(Stored records)
=======
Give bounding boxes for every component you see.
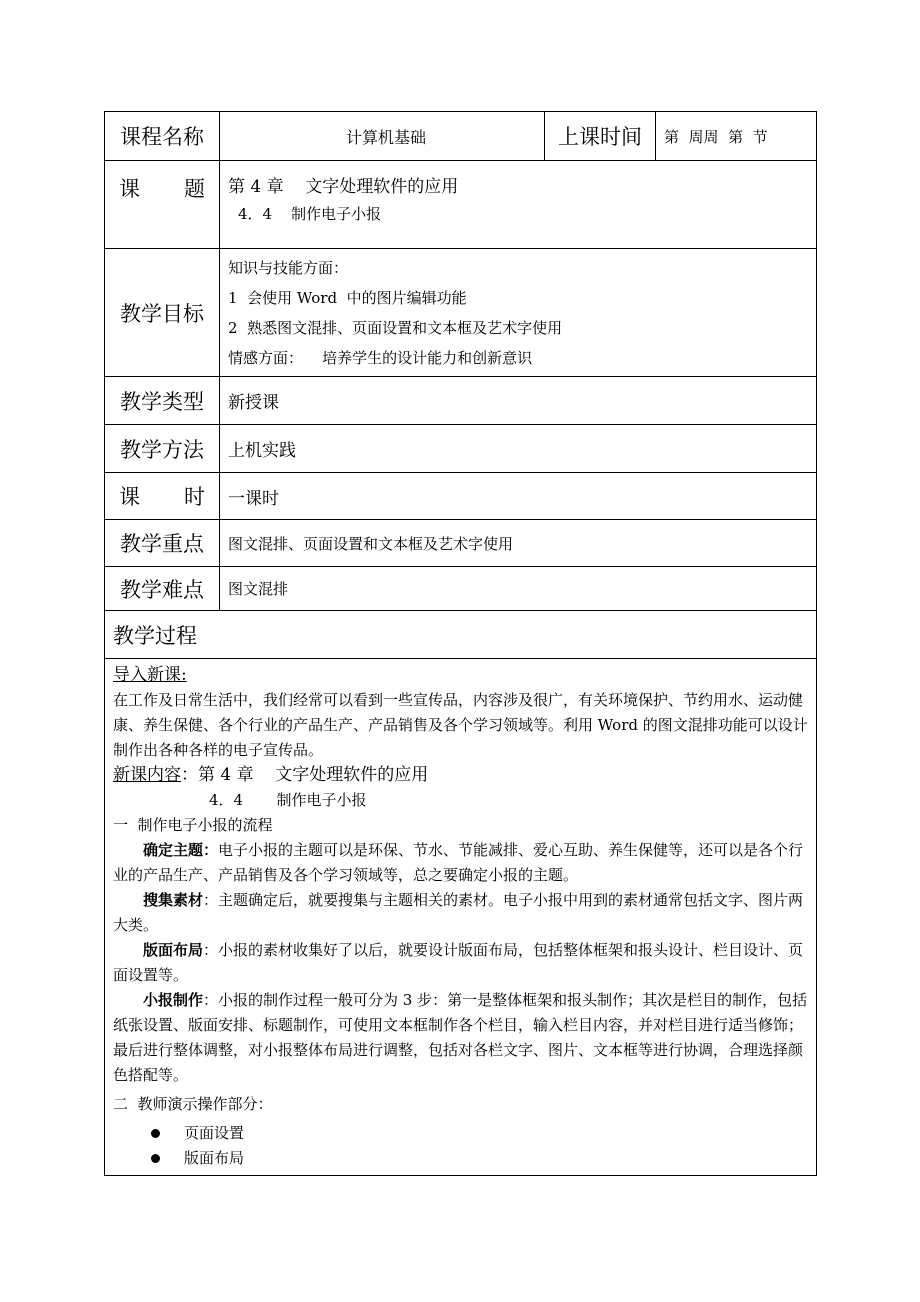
hours-label-a: 课 — [119, 485, 140, 509]
topic-label-b: 题 — [184, 177, 205, 201]
step-text: ：小报的素材收集好了以后，就要设计版面布局，包括整体框架和报头设计、栏目设计、页面设置等。 — [113, 941, 804, 984]
step-text: 电子小报的主题可以是环保、节水、节能减排、爱心互助、养生保健等，还可以是各个行业的产品生产、产品销售及各个学习领域等，总之要确定小报的主题。 — [113, 841, 804, 884]
intro-heading: 导入新课: — [113, 665, 187, 685]
bullet-text: 版面布局 — [184, 1149, 245, 1167]
difficulty-label: 教学难点 — [105, 567, 220, 611]
row-difficulty — [105, 567, 817, 611]
new-lesson-label: 新课内容 — [113, 765, 181, 785]
topic-line1: 第 4 章 文字处理软件的应用 — [228, 177, 459, 197]
step-text: ：主题确定后，就要搜集与主题相关的素材。电子小报中用到的素材通常包括文字、图片两大类。 — [113, 891, 804, 934]
objectives-item: 知识与技能方面： — [228, 258, 349, 277]
key-points-label: 教学重点 — [105, 520, 220, 567]
process-body — [105, 659, 817, 1176]
section1-heading: 一 制作电子小报的流程 — [113, 816, 273, 834]
type-label: 教学类型 — [105, 377, 220, 425]
bullet-item — [113, 1146, 808, 1171]
class-time-value: 第 周周 第 节 — [656, 112, 817, 161]
hours-label-b: 时 — [184, 485, 205, 509]
row-type — [105, 377, 817, 425]
new-lesson-subtitle: 4．4 制作电子小报 — [209, 791, 367, 809]
course-name-value: 计算机基础 — [220, 112, 545, 161]
step-text: ：小报的制作过程一般可分为 3 步：第一是整体框架和报头制作；其次是栏目的制作，包括纸张设置、版面安排、标题制作，可使用文本框制作各个栏目，输入栏目内容，并对栏目进行适当修饰；最后进行整体调整，对小报整体布局进行调整，包括对各栏文字、图片、文本框等进行协调，合理选择颜色搭配等。 — [113, 991, 808, 1084]
step-term: 小报制作 — [143, 991, 204, 1009]
topic-label-a: 课 — [119, 177, 140, 201]
method-value: 上机实践 — [220, 425, 817, 473]
method-label: 教学方法 — [105, 425, 220, 473]
new-lesson-title: ：第 4 章 文字处理软件的应用 — [181, 765, 429, 785]
step-term: 搜集素材 — [143, 891, 204, 909]
topic-label — [105, 173, 219, 203]
bullet-text: 页面设置 — [184, 1124, 245, 1142]
bullet-dot-icon — [151, 1129, 160, 1138]
step-item — [113, 938, 808, 988]
course-name-label: 课程名称 — [105, 112, 220, 161]
difficulty-value: 图文混排 — [220, 567, 817, 611]
objectives-item: 情感方面： 培养学生的设计能力和创新意识 — [228, 348, 533, 367]
hours-label-cell — [105, 473, 220, 520]
row-hours — [105, 473, 817, 520]
objectives-label: 教学目标 — [105, 249, 220, 377]
step-item — [113, 888, 808, 938]
row-topic — [105, 161, 817, 249]
bullet-item — [113, 1121, 808, 1146]
step-term: 确定主题： — [143, 841, 219, 859]
objectives-item: 2 熟悉图文混排、页面设置和文本框及艺术字使用 — [228, 318, 563, 337]
lesson-plan-table — [104, 111, 817, 1176]
objectives-value — [220, 249, 817, 377]
section2-heading: 二 教师演示操作部分： — [113, 1095, 273, 1113]
intro-text: 在工作及日常生活中，我们经常可以看到一些宣传品，内容涉及很广，有关环境保护、节约用水、运动健康、养生保健、各个行业的产品生产、产品销售及各个学习领域等。利用 Word 的图文混排功能可以设计制作出各种各样的电子宣传品。 — [113, 691, 808, 759]
hours-value: 一课时 — [220, 473, 817, 520]
topic-line2: 4．4 制作电子小报 — [238, 205, 382, 223]
new-lesson-heading — [113, 763, 808, 788]
topic-label-cell — [105, 161, 220, 249]
step-item — [113, 838, 808, 888]
row-course — [105, 112, 817, 161]
process-label: 教学过程 — [105, 611, 817, 659]
key-points-value: 图文混排、页面设置和文本框及艺术字使用 — [220, 520, 817, 567]
objectives-item: 1 会使用 Word 中的图片编辑功能 — [228, 288, 467, 307]
step-item — [113, 988, 808, 1088]
row-process-heading — [105, 611, 817, 659]
row-objectives — [105, 249, 817, 377]
type-value: 新授课 — [220, 377, 817, 425]
row-key-points — [105, 520, 817, 567]
bullet-dot-icon — [151, 1154, 160, 1163]
step-term: 版面布局 — [143, 941, 204, 959]
topic-value — [220, 161, 817, 249]
row-process-body — [105, 659, 817, 1176]
hours-label — [105, 481, 219, 511]
row-method — [105, 425, 817, 473]
class-time-label: 上课时间 — [545, 112, 656, 161]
=======
(Exercise requirements) Can you reproduce every line of the material above word for word, omitting any pictures from your answer?

(Task output)
Give bounding boxes for every component you see.
hours-label-a: 课 — [119, 485, 140, 509]
topic-label-b: 题 — [184, 177, 205, 201]
step-text: ：小报的素材收集好了以后，就要设计版面布局，包括整体框架和报头设计、栏目设计、页面设置等。 — [113, 941, 804, 984]
step-text: 电子小报的主题可以是环保、节水、节能减排、爱心互助、养生保健等，还可以是各个行业的产品生产、产品销售及各个学习领域等，总之要确定小报的主题。 — [113, 841, 804, 884]
intro-heading: 导入新课: — [113, 665, 187, 685]
bullet-text: 版面布局 — [184, 1149, 245, 1167]
difficulty-label: 教学难点 — [105, 567, 220, 611]
row-difficulty — [105, 567, 817, 611]
new-lesson-label: 新课内容 — [113, 765, 181, 785]
topic-line1: 第 4 章 文字处理软件的应用 — [228, 177, 459, 197]
step-text: ：主题确定后，就要搜集与主题相关的素材。电子小报中用到的素材通常包括文字、图片两大类。 — [113, 891, 804, 934]
objectives-item: 知识与技能方面： — [228, 258, 349, 277]
key-points-label: 教学重点 — [105, 520, 220, 567]
process-body — [105, 659, 817, 1176]
section1-heading: 一 制作电子小报的流程 — [113, 816, 273, 834]
type-label: 教学类型 — [105, 377, 220, 425]
bullet-item — [113, 1146, 808, 1171]
class-time-value: 第 周周 第 节 — [656, 112, 817, 161]
hours-label-b: 时 — [184, 485, 205, 509]
row-type — [105, 377, 817, 425]
new-lesson-subtitle: 4．4 制作电子小报 — [209, 791, 367, 809]
course-name-value: 计算机基础 — [220, 112, 545, 161]
step-text: ：小报的制作过程一般可分为 3 步：第一是整体框架和报头制作；其次是栏目的制作，包括纸张设置、版面安排、标题制作，可使用文本框制作各个栏目，输入栏目内容，并对栏目进行适当修饰；最后进行整体调整，对小报整体布局进行调整，包括对各栏文字、图片、文本框等进行协调，合理选择颜色搭配等。 — [113, 991, 808, 1084]
step-term: 小报制作 — [143, 991, 204, 1009]
topic-label-a: 课 — [119, 177, 140, 201]
method-value: 上机实践 — [220, 425, 817, 473]
method-label: 教学方法 — [105, 425, 220, 473]
new-lesson-title: ：第 4 章 文字处理软件的应用 — [181, 765, 429, 785]
step-term: 搜集素材 — [143, 891, 204, 909]
topic-label — [105, 173, 219, 203]
bullet-text: 页面设置 — [184, 1124, 245, 1142]
bullet-dot-icon — [151, 1129, 160, 1138]
step-item — [113, 938, 808, 988]
course-name-label: 课程名称 — [105, 112, 220, 161]
difficulty-value: 图文混排 — [220, 567, 817, 611]
objectives-item: 情感方面： 培养学生的设计能力和创新意识 — [228, 348, 533, 367]
hours-label-cell — [105, 473, 220, 520]
row-hours — [105, 473, 817, 520]
objectives-label: 教学目标 — [105, 249, 220, 377]
step-item — [113, 888, 808, 938]
row-topic — [105, 161, 817, 249]
bullet-item — [113, 1121, 808, 1146]
step-term: 确定主题： — [143, 841, 219, 859]
objectives-item: 2 熟悉图文混排、页面设置和文本框及艺术字使用 — [228, 318, 563, 337]
lesson-plan-table — [104, 111, 817, 1176]
objectives-value — [220, 249, 817, 377]
section2-heading: 二 教师演示操作部分： — [113, 1095, 273, 1113]
intro-text: 在工作及日常生活中，我们经常可以看到一些宣传品，内容涉及很广，有关环境保护、节约用水、运动健康、养生保健、各个行业的产品生产、产品销售及各个学习领域等。利用 Word 的图文混排功能可以设计制作出各种各样的电子宣传品。 — [113, 691, 808, 759]
hours-value: 一课时 — [220, 473, 817, 520]
topic-line2: 4．4 制作电子小报 — [238, 205, 382, 223]
new-lesson-heading — [113, 763, 808, 788]
topic-label-cell — [105, 161, 220, 249]
step-item — [113, 838, 808, 888]
row-course — [105, 112, 817, 161]
process-label: 教学过程 — [105, 611, 817, 659]
key-points-value: 图文混排、页面设置和文本框及艺术字使用 — [220, 520, 817, 567]
objectives-item: 1 会使用 Word 中的图片编辑功能 — [228, 288, 467, 307]
step-item — [113, 988, 808, 1088]
row-process-heading — [105, 611, 817, 659]
row-objectives — [105, 249, 817, 377]
type-value: 新授课 — [220, 377, 817, 425]
row-key-points — [105, 520, 817, 567]
bullet-dot-icon — [151, 1154, 160, 1163]
step-term: 版面布局 — [143, 941, 204, 959]
topic-value — [220, 161, 817, 249]
row-process-body — [105, 659, 817, 1176]
hours-label — [105, 481, 219, 511]
row-method — [105, 425, 817, 473]
class-time-label: 上课时间 — [545, 112, 656, 161]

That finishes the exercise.